Instructions for the task
Locate all lines in the data below that hold "Extract" and show them.

Exercise data
────────────────

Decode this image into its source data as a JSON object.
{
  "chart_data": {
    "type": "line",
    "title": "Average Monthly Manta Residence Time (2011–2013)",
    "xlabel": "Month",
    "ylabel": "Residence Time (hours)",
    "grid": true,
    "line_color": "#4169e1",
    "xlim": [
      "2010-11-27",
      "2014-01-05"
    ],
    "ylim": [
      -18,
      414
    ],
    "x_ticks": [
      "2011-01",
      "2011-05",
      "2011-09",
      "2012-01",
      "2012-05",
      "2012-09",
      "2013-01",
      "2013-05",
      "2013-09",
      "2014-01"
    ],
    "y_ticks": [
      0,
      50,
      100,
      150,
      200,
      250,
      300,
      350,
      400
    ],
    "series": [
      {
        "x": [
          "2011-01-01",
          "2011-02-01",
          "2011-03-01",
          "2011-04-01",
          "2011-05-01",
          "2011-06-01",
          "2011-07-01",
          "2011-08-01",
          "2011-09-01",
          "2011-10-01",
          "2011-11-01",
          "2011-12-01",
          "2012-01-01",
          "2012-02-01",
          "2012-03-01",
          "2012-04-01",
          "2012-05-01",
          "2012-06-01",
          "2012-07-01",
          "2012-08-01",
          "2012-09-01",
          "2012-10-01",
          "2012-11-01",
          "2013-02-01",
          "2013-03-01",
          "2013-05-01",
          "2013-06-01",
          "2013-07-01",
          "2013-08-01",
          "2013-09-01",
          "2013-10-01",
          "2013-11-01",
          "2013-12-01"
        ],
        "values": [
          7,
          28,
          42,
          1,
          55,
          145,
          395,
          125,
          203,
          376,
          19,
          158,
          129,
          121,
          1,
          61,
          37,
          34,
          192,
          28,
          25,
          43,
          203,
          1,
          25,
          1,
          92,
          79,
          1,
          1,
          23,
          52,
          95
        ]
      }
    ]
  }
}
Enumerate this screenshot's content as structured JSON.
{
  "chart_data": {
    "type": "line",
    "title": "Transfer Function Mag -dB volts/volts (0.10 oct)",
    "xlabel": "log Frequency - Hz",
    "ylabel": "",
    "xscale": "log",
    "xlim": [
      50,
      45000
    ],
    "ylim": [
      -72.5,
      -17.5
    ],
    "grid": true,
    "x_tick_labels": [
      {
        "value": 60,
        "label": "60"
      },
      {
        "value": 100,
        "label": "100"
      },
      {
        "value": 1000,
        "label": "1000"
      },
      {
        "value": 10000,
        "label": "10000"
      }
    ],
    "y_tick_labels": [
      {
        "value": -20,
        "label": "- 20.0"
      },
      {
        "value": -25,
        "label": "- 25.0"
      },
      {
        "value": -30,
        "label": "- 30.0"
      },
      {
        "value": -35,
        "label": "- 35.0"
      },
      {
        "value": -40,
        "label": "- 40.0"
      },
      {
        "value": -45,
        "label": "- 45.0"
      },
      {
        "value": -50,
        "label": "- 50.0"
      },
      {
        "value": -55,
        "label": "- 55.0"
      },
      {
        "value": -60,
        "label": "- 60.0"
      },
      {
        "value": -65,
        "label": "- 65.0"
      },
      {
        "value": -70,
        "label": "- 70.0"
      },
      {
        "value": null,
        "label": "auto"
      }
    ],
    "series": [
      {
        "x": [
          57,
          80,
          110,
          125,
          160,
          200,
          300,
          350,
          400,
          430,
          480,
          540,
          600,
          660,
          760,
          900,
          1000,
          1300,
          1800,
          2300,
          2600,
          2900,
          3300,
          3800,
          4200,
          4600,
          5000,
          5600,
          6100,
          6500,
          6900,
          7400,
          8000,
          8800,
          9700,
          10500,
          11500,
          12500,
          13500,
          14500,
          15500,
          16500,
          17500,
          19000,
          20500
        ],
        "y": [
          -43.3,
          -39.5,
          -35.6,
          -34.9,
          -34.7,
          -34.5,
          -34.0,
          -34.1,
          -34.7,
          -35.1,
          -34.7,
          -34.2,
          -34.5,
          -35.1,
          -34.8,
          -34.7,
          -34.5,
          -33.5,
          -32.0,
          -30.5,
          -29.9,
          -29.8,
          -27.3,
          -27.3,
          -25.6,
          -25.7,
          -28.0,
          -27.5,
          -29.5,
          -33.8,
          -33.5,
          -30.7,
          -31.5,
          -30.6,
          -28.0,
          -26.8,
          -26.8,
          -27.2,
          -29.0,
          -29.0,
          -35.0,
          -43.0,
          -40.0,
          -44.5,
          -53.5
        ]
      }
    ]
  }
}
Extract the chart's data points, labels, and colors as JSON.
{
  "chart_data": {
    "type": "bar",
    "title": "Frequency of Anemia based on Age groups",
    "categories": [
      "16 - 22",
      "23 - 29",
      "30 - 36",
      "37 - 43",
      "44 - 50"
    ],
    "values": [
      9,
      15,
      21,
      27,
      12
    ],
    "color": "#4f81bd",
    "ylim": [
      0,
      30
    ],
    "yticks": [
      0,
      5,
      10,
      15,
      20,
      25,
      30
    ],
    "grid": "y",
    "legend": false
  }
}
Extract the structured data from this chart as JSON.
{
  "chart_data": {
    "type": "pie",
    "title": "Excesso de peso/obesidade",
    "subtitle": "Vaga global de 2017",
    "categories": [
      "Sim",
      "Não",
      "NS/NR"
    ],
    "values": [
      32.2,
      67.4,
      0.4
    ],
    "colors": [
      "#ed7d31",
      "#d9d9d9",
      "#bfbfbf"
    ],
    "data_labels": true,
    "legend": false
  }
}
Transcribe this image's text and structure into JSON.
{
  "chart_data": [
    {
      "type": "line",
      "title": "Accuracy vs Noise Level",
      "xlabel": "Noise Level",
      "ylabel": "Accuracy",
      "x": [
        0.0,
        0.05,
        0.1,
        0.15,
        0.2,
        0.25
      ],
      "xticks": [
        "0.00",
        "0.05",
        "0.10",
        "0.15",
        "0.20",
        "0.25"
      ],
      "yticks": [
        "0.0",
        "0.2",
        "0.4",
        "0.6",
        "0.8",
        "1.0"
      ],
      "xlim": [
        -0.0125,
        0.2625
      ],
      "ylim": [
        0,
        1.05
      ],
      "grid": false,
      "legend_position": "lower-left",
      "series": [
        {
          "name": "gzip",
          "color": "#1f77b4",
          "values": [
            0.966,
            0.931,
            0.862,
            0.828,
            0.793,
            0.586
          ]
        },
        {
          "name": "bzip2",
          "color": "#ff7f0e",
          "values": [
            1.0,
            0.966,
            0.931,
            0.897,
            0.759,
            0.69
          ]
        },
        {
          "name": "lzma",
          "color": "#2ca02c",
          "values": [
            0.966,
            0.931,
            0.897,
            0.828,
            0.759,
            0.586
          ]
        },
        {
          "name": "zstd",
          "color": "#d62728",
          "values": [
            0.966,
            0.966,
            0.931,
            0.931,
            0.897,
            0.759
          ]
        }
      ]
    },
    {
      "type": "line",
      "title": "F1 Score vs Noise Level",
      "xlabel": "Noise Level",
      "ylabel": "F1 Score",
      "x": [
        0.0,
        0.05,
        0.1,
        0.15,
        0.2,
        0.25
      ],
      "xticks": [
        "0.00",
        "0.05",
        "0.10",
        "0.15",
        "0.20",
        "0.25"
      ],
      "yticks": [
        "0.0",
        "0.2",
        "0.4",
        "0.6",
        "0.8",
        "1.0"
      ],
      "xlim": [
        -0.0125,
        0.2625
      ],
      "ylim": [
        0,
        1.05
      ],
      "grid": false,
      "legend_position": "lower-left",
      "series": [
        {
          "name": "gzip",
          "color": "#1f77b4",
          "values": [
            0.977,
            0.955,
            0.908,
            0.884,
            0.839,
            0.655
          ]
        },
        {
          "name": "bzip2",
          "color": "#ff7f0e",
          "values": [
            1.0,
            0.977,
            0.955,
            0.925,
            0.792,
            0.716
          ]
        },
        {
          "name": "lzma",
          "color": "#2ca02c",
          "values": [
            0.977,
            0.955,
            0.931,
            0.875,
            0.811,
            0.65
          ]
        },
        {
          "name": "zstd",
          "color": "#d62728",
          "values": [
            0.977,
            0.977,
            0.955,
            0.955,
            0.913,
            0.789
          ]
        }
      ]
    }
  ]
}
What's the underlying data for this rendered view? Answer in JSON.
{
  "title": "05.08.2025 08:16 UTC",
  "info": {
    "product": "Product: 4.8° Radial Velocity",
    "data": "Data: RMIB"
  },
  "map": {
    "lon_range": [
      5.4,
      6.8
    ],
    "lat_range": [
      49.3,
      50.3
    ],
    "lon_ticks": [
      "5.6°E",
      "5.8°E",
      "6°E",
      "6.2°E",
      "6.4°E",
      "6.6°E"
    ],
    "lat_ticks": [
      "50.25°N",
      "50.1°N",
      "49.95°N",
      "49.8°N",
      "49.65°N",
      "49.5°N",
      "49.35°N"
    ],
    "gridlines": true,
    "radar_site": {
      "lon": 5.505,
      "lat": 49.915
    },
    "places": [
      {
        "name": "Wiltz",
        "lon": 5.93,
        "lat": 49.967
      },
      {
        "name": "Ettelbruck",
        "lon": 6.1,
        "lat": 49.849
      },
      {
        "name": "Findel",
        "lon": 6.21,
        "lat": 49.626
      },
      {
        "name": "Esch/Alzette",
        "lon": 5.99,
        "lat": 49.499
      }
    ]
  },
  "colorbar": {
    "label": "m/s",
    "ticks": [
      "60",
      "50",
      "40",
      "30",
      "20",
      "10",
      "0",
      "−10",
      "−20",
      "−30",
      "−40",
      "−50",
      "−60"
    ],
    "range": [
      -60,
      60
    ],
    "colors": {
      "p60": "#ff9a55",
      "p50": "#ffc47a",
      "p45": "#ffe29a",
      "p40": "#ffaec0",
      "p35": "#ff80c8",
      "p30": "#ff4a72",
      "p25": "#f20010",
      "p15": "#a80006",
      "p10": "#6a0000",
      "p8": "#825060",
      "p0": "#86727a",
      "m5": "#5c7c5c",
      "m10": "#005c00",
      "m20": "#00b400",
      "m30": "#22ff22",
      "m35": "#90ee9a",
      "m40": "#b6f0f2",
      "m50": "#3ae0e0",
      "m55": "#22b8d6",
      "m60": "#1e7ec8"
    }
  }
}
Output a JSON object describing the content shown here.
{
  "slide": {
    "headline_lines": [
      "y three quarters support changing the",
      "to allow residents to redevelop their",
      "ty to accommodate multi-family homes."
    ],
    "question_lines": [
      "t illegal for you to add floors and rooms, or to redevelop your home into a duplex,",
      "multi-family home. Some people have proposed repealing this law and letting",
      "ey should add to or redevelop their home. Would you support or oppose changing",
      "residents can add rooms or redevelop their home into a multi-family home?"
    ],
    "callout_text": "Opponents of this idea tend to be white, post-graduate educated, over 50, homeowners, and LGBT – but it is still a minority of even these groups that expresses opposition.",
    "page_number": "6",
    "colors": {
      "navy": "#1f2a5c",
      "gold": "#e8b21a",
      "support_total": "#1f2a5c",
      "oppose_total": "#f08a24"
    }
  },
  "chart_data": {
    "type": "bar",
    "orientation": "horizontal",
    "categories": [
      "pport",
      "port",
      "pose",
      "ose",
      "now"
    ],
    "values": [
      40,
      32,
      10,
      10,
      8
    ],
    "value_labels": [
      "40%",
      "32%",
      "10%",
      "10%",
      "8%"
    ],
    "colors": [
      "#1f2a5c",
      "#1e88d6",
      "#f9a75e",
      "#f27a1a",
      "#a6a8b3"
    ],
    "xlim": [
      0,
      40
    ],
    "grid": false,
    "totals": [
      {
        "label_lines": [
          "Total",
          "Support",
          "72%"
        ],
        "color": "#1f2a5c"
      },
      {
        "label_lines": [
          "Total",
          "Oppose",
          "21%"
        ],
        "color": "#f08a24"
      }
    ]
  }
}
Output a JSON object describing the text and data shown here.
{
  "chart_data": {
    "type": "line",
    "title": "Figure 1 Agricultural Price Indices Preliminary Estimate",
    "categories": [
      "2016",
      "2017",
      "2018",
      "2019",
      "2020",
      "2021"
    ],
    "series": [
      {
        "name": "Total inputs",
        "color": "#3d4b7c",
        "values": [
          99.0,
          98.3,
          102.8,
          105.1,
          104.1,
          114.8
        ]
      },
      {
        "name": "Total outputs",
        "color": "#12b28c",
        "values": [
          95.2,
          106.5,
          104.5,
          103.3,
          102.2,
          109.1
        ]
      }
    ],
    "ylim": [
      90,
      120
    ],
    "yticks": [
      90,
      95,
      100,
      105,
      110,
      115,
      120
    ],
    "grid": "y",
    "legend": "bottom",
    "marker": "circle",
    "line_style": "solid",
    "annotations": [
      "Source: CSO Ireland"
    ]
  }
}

────────────────

Response to the exercise
Extract the chart's data points, labels, and colors as JSON.
Extract the structured data from this chart as JSON.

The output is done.